**Tasks to perform**
- 1) Using the article on Vail Resorts and Park City, decide whether each statement agrees with it, answering yes or no and quoting the words of the article that settle the matter. (a) The Interconnect Gondola would carry eight passengers. (b) The Motherlode chair would become a six-person lift. (c) Thomas Marano previously worked as an executive at Bear Stearns.
- 2) Extend the article on Vail Resorts and Park City with a few more paragraphs, picking up right after its final sentence.

**Provided text**
* start *

Story update: Vail Resorts announced Dec. 8 that pending regulatory approvals it intends to spend $50 million on improvements at recently acquired Park City Mountain Resort in time for ski season 2015-16.

A standout among the other projects is construction of the eight-passenger Interconnect Gondola, which would connect PCMR with The Canyons, that Vail said would create the largest single ski area in the country at 7,300 acres of skiable terrain. The two resorts would be operated as one, with Canyons becoming The Canyons at Park City.

Other capital projects include upgrading two lifts at PCMR, including King Con from a four-person to a six-person detachable lift. The Motherlode chair would be upgraded from a triple to a four-person high-speed detachable quad.



Also new next year would be the 500-seat Snow Hut restaurant next to the Park City terminal of the Interconnect Gondola.

Further details may be found in a press release from Vail Resorts.



Even before powder hounds and shareholders were confronted with the news last month that leadership of Steamboat Ski and Resort Corp.’s parent company had been transferred from a longtime ski industry guy to an investment banker, the ski resort industry learned that Vail Resorts had succeeded in arranging the marriage of Park City, Utah, to The Canyons.

Competition among destination ski resorts in North America never may be the same, now that Vail Resorts CEO Rob Katz successfully has executed a plan to acquire Park City Mountain Resort. Katz has announced plans to build a new ski lift that would link that resort to The Canyons and fold that giant ski area into the Epic Pass that is transforming the industry.

“This is truly a transformative acquisition for Vail Resorts,” Katz was quoted as saying in a printed statement about his company’s fourth-quarter financial results released in September.

How Steamboat will fit into the “Era of the Super Pass” may be viewed as an open question with the abrupt news Nov. 21 that Intrawest CEO (and coincidentally former Vail president) Bill Jensen had stepped down for personal reasons. The news release announcing Jensen’s retirement also announced that he would be succeeded by a former Bear Stearns executive, Thomas Marano.

Whatever corporate path Marano is tasked with pursuing, it’s likely to involve a strategy that responds to the rising dominance of Vail’s unprecedented customer loyalty program.

* end *

**Records**

* start *

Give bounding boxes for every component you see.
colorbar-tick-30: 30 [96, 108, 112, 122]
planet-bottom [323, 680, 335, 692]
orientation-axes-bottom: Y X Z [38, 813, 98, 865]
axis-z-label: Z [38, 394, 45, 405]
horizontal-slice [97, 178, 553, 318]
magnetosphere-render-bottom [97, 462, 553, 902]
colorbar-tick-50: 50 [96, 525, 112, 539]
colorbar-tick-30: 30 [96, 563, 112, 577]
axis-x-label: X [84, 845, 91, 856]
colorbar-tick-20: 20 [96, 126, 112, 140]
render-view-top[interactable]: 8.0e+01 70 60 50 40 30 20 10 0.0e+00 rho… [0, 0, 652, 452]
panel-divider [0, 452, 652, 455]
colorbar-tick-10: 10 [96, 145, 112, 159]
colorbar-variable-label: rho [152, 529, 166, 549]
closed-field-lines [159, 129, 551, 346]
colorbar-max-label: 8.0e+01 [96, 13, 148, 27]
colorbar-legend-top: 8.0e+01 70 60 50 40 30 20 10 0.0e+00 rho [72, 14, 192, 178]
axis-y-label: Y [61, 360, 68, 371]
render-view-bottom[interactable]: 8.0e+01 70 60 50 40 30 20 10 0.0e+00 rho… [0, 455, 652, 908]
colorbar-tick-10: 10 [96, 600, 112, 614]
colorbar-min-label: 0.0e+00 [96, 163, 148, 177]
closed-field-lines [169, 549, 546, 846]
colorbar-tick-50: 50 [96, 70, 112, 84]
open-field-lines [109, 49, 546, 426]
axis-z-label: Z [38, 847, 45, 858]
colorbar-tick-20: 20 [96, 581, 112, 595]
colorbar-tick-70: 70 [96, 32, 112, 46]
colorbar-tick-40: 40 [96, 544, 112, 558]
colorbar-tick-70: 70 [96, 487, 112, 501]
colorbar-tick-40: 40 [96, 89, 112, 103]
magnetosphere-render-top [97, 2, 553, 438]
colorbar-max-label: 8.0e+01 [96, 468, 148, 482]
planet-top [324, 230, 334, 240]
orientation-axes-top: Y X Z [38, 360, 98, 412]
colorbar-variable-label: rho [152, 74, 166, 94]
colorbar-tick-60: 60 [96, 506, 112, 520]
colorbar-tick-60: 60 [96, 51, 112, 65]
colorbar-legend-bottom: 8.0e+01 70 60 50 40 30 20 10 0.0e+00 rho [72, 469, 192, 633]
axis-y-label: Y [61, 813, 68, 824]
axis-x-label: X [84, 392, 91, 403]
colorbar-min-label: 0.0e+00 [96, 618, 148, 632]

* end *
* start *

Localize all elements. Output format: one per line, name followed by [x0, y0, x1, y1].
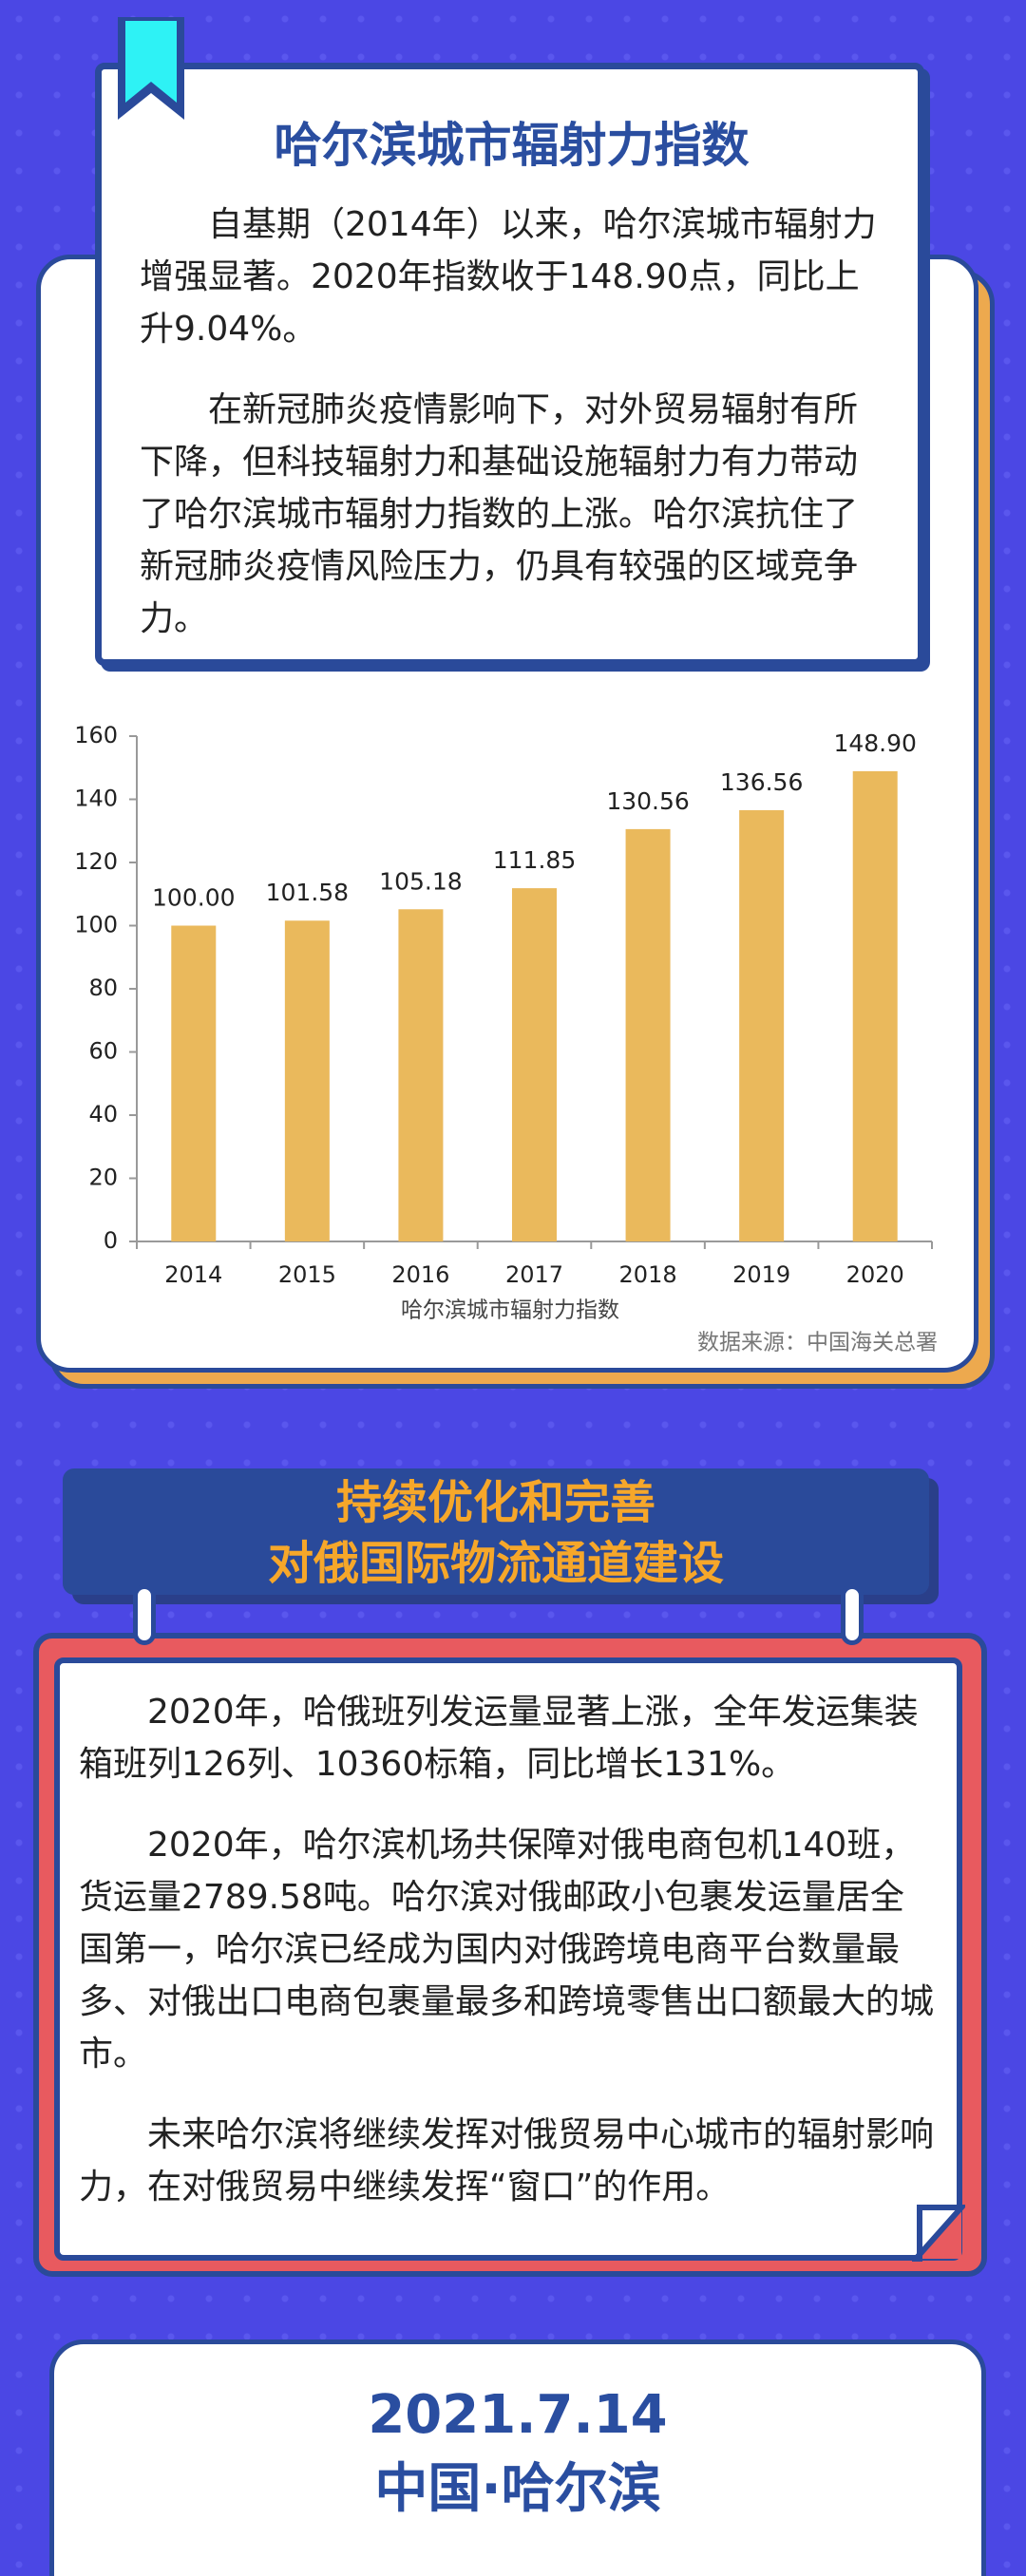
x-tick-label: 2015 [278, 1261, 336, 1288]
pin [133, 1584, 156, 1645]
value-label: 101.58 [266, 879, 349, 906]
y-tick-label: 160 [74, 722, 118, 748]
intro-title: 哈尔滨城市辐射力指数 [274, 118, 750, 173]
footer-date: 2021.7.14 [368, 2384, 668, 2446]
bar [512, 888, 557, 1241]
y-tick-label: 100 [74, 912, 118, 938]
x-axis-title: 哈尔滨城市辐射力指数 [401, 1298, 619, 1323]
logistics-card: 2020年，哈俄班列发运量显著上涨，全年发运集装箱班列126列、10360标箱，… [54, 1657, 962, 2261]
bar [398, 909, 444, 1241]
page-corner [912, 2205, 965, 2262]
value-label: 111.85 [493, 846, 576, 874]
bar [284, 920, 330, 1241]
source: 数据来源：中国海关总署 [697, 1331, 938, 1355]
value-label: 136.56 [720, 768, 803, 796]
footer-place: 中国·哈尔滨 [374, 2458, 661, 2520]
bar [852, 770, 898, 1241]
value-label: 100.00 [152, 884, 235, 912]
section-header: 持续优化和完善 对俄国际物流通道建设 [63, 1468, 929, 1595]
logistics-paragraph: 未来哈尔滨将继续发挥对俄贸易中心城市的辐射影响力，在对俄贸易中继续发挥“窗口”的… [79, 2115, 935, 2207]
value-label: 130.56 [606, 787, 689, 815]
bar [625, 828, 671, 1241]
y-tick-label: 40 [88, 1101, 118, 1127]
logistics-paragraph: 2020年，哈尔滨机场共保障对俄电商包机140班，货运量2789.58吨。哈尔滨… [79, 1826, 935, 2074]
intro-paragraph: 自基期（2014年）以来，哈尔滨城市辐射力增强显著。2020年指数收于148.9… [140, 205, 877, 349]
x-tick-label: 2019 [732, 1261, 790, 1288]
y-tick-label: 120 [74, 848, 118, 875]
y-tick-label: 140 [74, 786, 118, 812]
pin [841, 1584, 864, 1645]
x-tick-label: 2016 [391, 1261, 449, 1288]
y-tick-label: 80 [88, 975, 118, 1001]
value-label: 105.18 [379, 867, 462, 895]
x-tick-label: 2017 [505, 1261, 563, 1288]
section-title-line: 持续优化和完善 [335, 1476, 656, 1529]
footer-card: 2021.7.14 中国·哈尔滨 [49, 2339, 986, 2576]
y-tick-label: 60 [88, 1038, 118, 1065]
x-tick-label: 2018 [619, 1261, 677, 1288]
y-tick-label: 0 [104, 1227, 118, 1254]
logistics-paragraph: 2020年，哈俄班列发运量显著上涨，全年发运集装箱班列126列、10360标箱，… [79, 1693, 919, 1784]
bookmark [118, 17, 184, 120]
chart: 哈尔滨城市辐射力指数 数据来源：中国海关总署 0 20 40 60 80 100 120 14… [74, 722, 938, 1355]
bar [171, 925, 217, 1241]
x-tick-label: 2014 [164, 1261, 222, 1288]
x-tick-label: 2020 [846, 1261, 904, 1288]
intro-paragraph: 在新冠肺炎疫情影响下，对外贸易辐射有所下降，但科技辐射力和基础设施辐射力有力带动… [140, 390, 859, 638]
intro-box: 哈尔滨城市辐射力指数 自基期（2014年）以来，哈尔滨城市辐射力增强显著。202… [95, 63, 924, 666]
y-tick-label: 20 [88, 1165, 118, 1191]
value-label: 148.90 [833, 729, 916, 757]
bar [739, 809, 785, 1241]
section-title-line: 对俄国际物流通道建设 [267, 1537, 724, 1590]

* end *

**Expected outputs**
- 1)
(a) Yes: "eight-passenger Interconnect Gondola"
(b) No: "The Motherlode chair would be upgraded from a triple to a four-person high-speed detachable quad."
(c) Yes: "a former Bear Stearns executive, Thomas Marano"

- 2)
In a prepared statement announcing his appointment, Marano said he sees opportunities to increase value for shareholders in the near and far term. He’ll have to do this while contending with Vail, which now owns or manages 22 resorts compared to Intrawest’s half-dozen.

Katz projected Park City Mountain Resort would add $35 million in earnings to his company’s balance sheet. He added that the 7,000 acres of skiable terrain of the combined Park City resort and Canyons would represent the single largest mountain resort in the U.S. But the greatest impact of adding Park City to the Vail Resorts portfolio may be that purchasers of its Epic Pass now have convenient airline access to the best resort village in Utah and a ton of terrain.

If you doubt that the expansion of Vail’s Epic Pass is a game-changer for the ski resort industry, consider what longtime industry executive Tim Cohee, director of the Ski Business and Resort Management program at Sierra Nevada College, has to say on the matter.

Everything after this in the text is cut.